### WRITTEN EXERCISE
How many lines in this material include the string "value"? Answer with the number and nothing further.

** Start of DATA PROVIDED **

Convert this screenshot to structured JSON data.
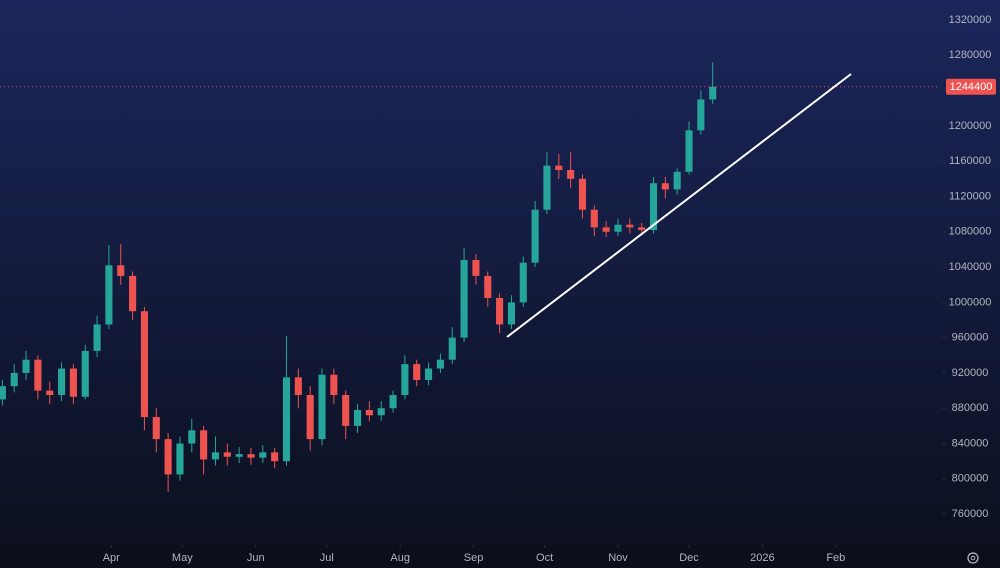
{
  "chart_data": {
    "type": "candlestick",
    "x": [
      -46,
      -41,
      -36,
      -31,
      -26,
      -21,
      -16,
      -11,
      -6,
      -1,
      4,
      9,
      14,
      19,
      24,
      29,
      34,
      39,
      44,
      49,
      54,
      59,
      64,
      69,
      74,
      79,
      84,
      89,
      94,
      99,
      104,
      109,
      114,
      119,
      124,
      129,
      134,
      139,
      144,
      149,
      154,
      159,
      164,
      169,
      174,
      179,
      184,
      189,
      194,
      199,
      204,
      209,
      214,
      219,
      224,
      229,
      234,
      239,
      244,
      249,
      254
    ],
    "open": [
      890000,
      905000,
      920000,
      935000,
      900000,
      895000,
      925000,
      893000,
      945000,
      975000,
      1042000,
      1030000,
      990000,
      870000,
      845000,
      805000,
      840000,
      855000,
      822000,
      830000,
      825000,
      828000,
      824000,
      830000,
      820000,
      915000,
      895000,
      845000,
      918000,
      895000,
      860000,
      878000,
      872000,
      880000,
      895000,
      930000,
      912000,
      925000,
      935000,
      960000,
      1048000,
      1030000,
      1005000,
      975000,
      1000000,
      1045000,
      1105000,
      1155000,
      1150000,
      1140000,
      1105000,
      1085000,
      1080000,
      1088000,
      1085000,
      1082000,
      1135000,
      1128000,
      1148000,
      1195000,
      1230000
    ],
    "high": [
      912000,
      930000,
      945000,
      940000,
      910000,
      932000,
      930000,
      952000,
      985000,
      1065000,
      1066000,
      1035000,
      995000,
      880000,
      852000,
      848000,
      868000,
      860000,
      848000,
      840000,
      836000,
      835000,
      838000,
      835000,
      962000,
      925000,
      905000,
      925000,
      925000,
      900000,
      885000,
      888000,
      888000,
      900000,
      940000,
      935000,
      932000,
      942000,
      972000,
      1062000,
      1055000,
      1035000,
      1010000,
      1008000,
      1052000,
      1115000,
      1170000,
      1168000,
      1170000,
      1145000,
      1110000,
      1092000,
      1095000,
      1095000,
      1090000,
      1142000,
      1142000,
      1152000,
      1205000,
      1240000,
      1272000
    ],
    "low": [
      883000,
      898000,
      912000,
      890000,
      885000,
      888000,
      885000,
      890000,
      938000,
      970000,
      1020000,
      980000,
      855000,
      830000,
      785000,
      798000,
      830000,
      805000,
      815000,
      815000,
      818000,
      816000,
      818000,
      812000,
      815000,
      880000,
      832000,
      838000,
      885000,
      845000,
      852000,
      865000,
      866000,
      875000,
      890000,
      905000,
      906000,
      920000,
      930000,
      955000,
      1020000,
      995000,
      965000,
      970000,
      995000,
      1040000,
      1100000,
      1140000,
      1130000,
      1095000,
      1075000,
      1074000,
      1075000,
      1078000,
      1076000,
      1078000,
      1118000,
      1122000,
      1145000,
      1190000,
      1225000
    ],
    "close": [
      905000,
      920000,
      935000,
      900000,
      895000,
      925000,
      893000,
      945000,
      975000,
      1042000,
      1030000,
      990000,
      870000,
      845000,
      805000,
      840000,
      855000,
      822000,
      830000,
      825000,
      828000,
      824000,
      830000,
      820000,
      915000,
      895000,
      845000,
      918000,
      895000,
      860000,
      878000,
      872000,
      880000,
      895000,
      930000,
      912000,
      925000,
      935000,
      960000,
      1048000,
      1030000,
      1005000,
      975000,
      1000000,
      1045000,
      1105000,
      1155000,
      1150000,
      1140000,
      1105000,
      1085000,
      1080000,
      1088000,
      1085000,
      1082000,
      1135000,
      1128000,
      1148000,
      1195000,
      1230000,
      1244400
    ],
    "up_color": "#26a69a",
    "down_color": "#ef5350",
    "xlim": [
      -47,
      350
    ],
    "ylim": [
      725000,
      1342700
    ],
    "yticks": [
      760000,
      800000,
      840000,
      880000,
      920000,
      960000,
      1000000,
      1040000,
      1080000,
      1120000,
      1160000,
      1200000,
      1240000,
      1280000,
      1320000
    ],
    "xticks": [
      {
        "value": 0,
        "label": "Apr"
      },
      {
        "value": 30,
        "label": "May"
      },
      {
        "value": 61,
        "label": "Jun"
      },
      {
        "value": 91,
        "label": "Jul"
      },
      {
        "value": 122,
        "label": "Aug"
      },
      {
        "value": 153,
        "label": "Sep"
      },
      {
        "value": 183,
        "label": "Oct"
      },
      {
        "value": 214,
        "label": "Nov"
      },
      {
        "value": 244,
        "label": "Dec"
      },
      {
        "value": 275,
        "label": "2026"
      },
      {
        "value": 306,
        "label": "Feb"
      }
    ]
  }
}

** End of DATA PROVIDED **

### RESULT BELOW
11